Chart and figure data
|---|

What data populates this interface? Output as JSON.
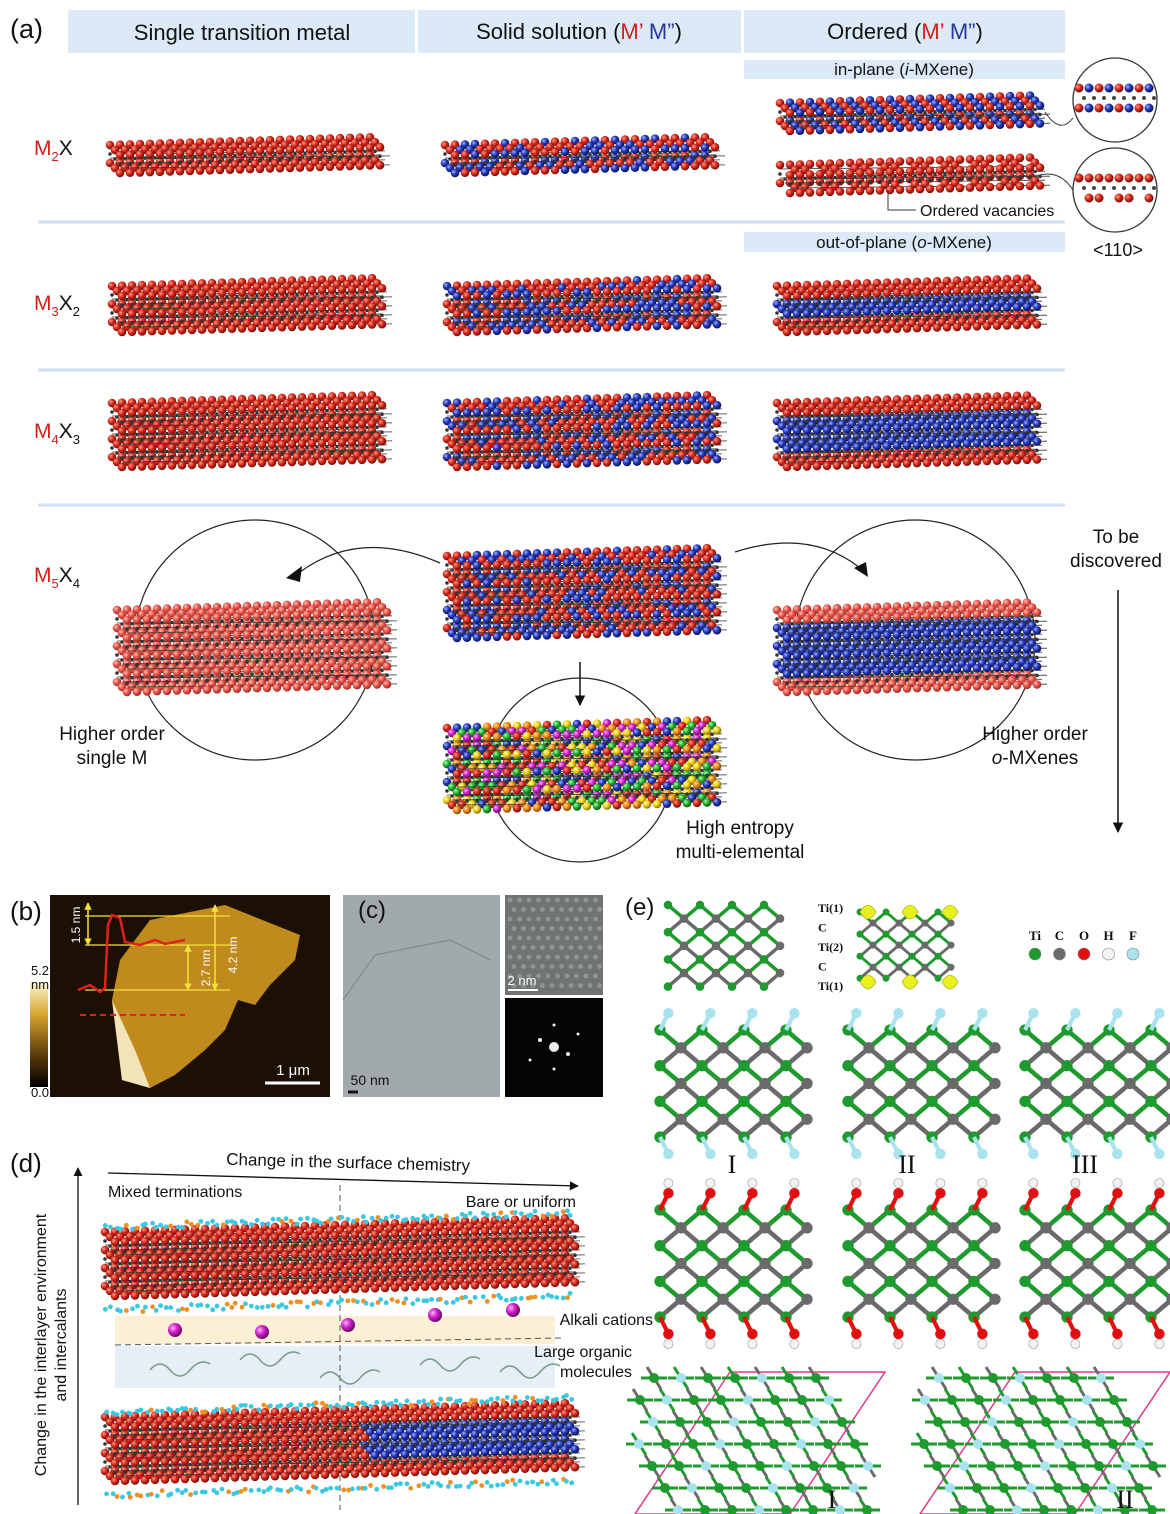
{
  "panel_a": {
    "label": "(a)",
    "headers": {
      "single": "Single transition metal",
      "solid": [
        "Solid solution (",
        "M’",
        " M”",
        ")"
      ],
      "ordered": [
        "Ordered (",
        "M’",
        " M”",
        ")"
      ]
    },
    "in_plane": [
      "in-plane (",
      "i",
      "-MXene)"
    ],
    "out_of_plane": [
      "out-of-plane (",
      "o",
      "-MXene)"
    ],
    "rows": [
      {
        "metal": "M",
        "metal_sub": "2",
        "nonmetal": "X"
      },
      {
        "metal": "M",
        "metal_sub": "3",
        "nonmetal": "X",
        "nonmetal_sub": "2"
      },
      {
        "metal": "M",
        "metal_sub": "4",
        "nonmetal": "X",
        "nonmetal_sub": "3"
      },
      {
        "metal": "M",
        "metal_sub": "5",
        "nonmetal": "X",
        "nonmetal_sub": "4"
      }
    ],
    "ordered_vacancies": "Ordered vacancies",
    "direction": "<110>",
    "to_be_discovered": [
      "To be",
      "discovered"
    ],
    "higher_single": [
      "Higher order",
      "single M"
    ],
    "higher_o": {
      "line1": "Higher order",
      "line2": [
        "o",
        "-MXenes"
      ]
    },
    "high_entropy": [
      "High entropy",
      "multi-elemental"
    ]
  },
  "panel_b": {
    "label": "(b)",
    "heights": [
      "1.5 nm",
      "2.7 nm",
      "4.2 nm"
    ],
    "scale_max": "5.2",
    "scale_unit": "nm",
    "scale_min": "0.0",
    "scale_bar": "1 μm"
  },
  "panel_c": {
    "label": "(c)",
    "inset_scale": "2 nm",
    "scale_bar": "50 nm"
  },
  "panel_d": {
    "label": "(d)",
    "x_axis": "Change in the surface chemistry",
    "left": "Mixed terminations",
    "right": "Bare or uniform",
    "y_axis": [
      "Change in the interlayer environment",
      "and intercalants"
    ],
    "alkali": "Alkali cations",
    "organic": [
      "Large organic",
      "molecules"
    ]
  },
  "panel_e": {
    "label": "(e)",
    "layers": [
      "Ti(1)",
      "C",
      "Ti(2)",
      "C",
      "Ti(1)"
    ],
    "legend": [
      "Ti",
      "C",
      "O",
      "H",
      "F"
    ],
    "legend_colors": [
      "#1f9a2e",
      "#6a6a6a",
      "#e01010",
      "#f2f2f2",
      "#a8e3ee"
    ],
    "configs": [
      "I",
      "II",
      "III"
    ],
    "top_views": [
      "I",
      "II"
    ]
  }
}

|---|

# WHAT THE EXERCISE ASKS:
Output the records above exactly as they are, leaving out the pictures.

# ANSWER FOR THIS EXERCISE:
What data populates this interface? Output as JSON.
{
  "panel_a": {
    "label": "(a)",
    "headers": {
      "single": "Single transition metal",
      "solid": [
        "Solid solution (",
        "M’",
        " M”",
        ")"
      ],
      "ordered": [
        "Ordered (",
        "M’",
        " M”",
        ")"
      ]
    },
    "in_plane": [
      "in-plane (",
      "i",
      "-MXene)"
    ],
    "out_of_plane": [
      "out-of-plane (",
      "o",
      "-MXene)"
    ],
    "rows": [
      {
        "metal": "M",
        "metal_sub": "2",
        "nonmetal": "X"
      },
      {
        "metal": "M",
        "metal_sub": "3",
        "nonmetal": "X",
        "nonmetal_sub": "2"
      },
      {
        "metal": "M",
        "metal_sub": "4",
        "nonmetal": "X",
        "nonmetal_sub": "3"
      },
      {
        "metal": "M",
        "metal_sub": "5",
        "nonmetal": "X",
        "nonmetal_sub": "4"
      }
    ],
    "ordered_vacancies": "Ordered vacancies",
    "direction": "<110>",
    "to_be_discovered": [
      "To be",
      "discovered"
    ],
    "higher_single": [
      "Higher order",
      "single M"
    ],
    "higher_o": {
      "line1": "Higher order",
      "line2": [
        "o",
        "-MXenes"
      ]
    },
    "high_entropy": [
      "High entropy",
      "multi-elemental"
    ]
  },
  "panel_b": {
    "label": "(b)",
    "heights": [
      "1.5 nm",
      "2.7 nm",
      "4.2 nm"
    ],
    "scale_max": "5.2",
    "scale_unit": "nm",
    "scale_min": "0.0",
    "scale_bar": "1 μm"
  },
  "panel_c": {
    "label": "(c)",
    "inset_scale": "2 nm",
    "scale_bar": "50 nm"
  },
  "panel_d": {
    "label": "(d)",
    "x_axis": "Change in the surface chemistry",
    "left": "Mixed terminations",
    "right": "Bare or uniform",
    "y_axis": [
      "Change in the interlayer environment",
      "and intercalants"
    ],
    "alkali": "Alkali cations",
    "organic": [
      "Large organic",
      "molecules"
    ]
  },
  "panel_e": {
    "label": "(e)",
    "layers": [
      "Ti(1)",
      "C",
      "Ti(2)",
      "C",
      "Ti(1)"
    ],
    "legend": [
      "Ti",
      "C",
      "O",
      "H",
      "F"
    ],
    "legend_colors": [
      "#1f9a2e",
      "#6a6a6a",
      "#e01010",
      "#f2f2f2",
      "#a8e3ee"
    ],
    "configs": [
      "I",
      "II",
      "III"
    ],
    "top_views": [
      "I",
      "II"
    ]
  }
}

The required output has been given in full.